- Brief:
Find how many lines in the material hold the word "high", then state that number and nothing more.

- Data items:
□ □ □ □ □

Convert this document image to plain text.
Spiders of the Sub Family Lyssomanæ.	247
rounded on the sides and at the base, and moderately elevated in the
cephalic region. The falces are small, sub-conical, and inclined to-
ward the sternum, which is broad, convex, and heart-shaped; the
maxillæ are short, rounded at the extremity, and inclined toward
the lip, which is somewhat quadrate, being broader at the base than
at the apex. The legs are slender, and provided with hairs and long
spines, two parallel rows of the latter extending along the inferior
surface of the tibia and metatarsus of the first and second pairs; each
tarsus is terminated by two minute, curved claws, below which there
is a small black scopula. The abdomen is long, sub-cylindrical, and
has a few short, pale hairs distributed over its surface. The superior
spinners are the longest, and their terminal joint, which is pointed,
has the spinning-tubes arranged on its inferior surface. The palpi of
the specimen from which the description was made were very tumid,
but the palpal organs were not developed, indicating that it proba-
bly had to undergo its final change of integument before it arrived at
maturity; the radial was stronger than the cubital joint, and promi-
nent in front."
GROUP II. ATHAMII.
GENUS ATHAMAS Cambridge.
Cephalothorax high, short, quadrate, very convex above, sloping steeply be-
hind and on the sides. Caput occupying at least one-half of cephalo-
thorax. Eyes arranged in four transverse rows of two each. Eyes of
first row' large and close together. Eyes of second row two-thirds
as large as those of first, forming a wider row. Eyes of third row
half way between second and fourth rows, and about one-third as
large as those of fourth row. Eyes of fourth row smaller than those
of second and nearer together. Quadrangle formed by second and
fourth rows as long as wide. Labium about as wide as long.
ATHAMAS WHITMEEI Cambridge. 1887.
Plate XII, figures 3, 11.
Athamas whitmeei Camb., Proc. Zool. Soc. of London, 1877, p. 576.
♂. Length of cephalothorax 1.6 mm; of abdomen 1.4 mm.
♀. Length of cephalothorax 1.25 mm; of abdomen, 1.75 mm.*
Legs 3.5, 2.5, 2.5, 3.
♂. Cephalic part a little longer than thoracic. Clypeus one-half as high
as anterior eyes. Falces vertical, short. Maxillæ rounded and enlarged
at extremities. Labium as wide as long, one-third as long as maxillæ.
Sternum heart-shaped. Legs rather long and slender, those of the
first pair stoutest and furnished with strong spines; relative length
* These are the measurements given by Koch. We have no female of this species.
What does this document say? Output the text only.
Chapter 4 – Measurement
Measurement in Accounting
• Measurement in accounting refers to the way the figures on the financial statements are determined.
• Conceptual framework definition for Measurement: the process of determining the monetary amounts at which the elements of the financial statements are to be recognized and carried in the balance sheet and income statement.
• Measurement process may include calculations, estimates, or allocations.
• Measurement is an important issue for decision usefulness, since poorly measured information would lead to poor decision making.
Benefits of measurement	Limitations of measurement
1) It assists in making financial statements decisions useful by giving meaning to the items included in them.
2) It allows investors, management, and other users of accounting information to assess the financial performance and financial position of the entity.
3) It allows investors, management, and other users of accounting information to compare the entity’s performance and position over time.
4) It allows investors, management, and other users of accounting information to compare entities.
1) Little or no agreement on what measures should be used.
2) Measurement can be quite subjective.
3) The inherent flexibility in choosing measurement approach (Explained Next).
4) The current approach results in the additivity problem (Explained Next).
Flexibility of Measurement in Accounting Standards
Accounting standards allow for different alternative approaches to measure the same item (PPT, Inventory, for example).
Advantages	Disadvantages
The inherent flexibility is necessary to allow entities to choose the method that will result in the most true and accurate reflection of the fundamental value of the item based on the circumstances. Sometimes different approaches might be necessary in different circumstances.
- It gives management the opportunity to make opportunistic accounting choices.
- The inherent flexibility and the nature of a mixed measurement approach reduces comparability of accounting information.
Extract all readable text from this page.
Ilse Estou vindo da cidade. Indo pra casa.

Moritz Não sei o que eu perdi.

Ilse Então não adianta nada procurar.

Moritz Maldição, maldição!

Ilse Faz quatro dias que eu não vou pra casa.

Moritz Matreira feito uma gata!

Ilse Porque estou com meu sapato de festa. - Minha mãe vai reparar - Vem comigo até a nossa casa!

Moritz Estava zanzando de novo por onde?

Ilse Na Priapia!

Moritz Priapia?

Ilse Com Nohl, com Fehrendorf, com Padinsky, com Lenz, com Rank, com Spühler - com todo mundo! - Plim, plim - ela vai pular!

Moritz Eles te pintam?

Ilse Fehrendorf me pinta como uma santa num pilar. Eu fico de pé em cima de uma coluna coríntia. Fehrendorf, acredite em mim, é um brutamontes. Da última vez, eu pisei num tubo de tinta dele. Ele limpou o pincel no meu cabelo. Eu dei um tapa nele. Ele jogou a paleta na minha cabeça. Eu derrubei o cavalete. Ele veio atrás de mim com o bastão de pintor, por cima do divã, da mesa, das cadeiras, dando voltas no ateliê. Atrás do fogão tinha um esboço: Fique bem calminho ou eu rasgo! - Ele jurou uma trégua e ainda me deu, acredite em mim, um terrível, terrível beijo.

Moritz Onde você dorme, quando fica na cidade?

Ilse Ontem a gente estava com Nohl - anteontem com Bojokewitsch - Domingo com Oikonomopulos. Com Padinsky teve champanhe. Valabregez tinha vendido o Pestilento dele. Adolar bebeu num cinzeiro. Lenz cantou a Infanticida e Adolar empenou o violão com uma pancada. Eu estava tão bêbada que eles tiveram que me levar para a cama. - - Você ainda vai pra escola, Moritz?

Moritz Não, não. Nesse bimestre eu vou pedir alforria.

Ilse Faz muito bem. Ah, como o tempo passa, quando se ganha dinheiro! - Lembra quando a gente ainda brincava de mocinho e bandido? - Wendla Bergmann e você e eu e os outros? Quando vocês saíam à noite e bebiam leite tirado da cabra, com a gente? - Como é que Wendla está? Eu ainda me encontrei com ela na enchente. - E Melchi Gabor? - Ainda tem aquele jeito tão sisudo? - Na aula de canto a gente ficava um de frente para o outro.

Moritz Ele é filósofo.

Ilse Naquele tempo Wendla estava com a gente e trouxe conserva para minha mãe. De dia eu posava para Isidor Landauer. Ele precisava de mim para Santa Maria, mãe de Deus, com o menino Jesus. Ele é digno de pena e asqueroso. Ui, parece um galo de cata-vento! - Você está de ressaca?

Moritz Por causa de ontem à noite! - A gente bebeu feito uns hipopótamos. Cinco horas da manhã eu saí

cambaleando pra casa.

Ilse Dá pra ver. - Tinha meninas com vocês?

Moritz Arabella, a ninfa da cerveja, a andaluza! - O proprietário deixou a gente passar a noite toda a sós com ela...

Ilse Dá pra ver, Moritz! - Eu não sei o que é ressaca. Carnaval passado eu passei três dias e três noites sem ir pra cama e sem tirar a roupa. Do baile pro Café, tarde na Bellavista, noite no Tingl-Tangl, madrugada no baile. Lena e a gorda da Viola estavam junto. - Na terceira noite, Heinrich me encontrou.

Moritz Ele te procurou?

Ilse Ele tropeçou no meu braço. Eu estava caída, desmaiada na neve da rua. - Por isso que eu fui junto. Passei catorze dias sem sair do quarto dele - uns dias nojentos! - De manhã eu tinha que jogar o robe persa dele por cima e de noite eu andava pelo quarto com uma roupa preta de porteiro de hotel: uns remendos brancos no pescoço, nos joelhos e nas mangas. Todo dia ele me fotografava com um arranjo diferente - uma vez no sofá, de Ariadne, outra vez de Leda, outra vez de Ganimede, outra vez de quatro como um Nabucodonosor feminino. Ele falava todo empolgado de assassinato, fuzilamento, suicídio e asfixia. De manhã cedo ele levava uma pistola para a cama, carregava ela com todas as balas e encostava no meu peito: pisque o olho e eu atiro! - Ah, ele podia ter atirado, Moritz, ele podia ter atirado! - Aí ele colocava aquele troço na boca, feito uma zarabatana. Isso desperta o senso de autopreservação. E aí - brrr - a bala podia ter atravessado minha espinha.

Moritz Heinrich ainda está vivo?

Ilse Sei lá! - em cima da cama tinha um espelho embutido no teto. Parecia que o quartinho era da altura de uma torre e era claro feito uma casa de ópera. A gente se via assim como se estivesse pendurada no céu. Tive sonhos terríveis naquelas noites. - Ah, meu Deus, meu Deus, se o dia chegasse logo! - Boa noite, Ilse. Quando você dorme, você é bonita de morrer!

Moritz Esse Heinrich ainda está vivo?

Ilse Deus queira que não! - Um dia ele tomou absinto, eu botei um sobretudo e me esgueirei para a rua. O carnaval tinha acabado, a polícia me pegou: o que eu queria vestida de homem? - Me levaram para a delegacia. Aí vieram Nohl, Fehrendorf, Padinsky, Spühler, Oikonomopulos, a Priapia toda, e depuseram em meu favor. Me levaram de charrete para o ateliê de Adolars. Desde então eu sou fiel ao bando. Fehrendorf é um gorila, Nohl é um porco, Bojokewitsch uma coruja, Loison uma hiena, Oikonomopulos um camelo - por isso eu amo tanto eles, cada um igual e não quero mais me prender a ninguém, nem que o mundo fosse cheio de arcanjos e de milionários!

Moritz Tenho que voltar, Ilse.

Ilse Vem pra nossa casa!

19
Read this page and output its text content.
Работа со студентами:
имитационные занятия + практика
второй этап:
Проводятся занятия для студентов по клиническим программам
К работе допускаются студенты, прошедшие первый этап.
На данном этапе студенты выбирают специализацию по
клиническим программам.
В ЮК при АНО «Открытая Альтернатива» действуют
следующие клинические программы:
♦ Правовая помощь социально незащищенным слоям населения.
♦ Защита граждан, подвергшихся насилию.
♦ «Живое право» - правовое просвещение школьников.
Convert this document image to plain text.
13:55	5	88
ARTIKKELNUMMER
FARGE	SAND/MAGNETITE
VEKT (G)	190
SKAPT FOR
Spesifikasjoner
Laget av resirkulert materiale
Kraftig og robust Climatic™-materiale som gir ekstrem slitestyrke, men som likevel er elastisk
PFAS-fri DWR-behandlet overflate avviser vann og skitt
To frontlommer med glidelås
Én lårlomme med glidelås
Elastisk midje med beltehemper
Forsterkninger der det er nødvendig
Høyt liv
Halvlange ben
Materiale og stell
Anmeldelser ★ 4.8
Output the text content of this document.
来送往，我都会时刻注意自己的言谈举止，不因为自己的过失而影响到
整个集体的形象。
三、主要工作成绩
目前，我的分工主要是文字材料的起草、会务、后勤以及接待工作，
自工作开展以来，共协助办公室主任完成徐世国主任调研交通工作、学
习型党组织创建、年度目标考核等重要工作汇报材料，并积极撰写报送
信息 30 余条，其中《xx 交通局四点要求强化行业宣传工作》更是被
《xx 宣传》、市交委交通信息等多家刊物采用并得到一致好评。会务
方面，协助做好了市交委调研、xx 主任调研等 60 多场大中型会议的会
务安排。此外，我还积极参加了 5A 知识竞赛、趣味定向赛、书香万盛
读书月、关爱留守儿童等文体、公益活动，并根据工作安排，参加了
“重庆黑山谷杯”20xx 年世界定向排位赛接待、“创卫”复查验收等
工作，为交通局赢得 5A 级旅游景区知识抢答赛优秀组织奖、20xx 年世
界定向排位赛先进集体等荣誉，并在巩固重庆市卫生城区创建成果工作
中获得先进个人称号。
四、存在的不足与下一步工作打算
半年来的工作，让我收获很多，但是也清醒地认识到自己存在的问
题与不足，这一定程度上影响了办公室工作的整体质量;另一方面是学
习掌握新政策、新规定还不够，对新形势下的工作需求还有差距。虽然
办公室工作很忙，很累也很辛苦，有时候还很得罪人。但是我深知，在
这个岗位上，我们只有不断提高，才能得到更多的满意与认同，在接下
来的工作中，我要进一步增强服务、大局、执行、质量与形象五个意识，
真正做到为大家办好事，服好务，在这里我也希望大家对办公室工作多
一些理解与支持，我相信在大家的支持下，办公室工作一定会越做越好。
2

□ □ □ □ □

- Output of the task:
2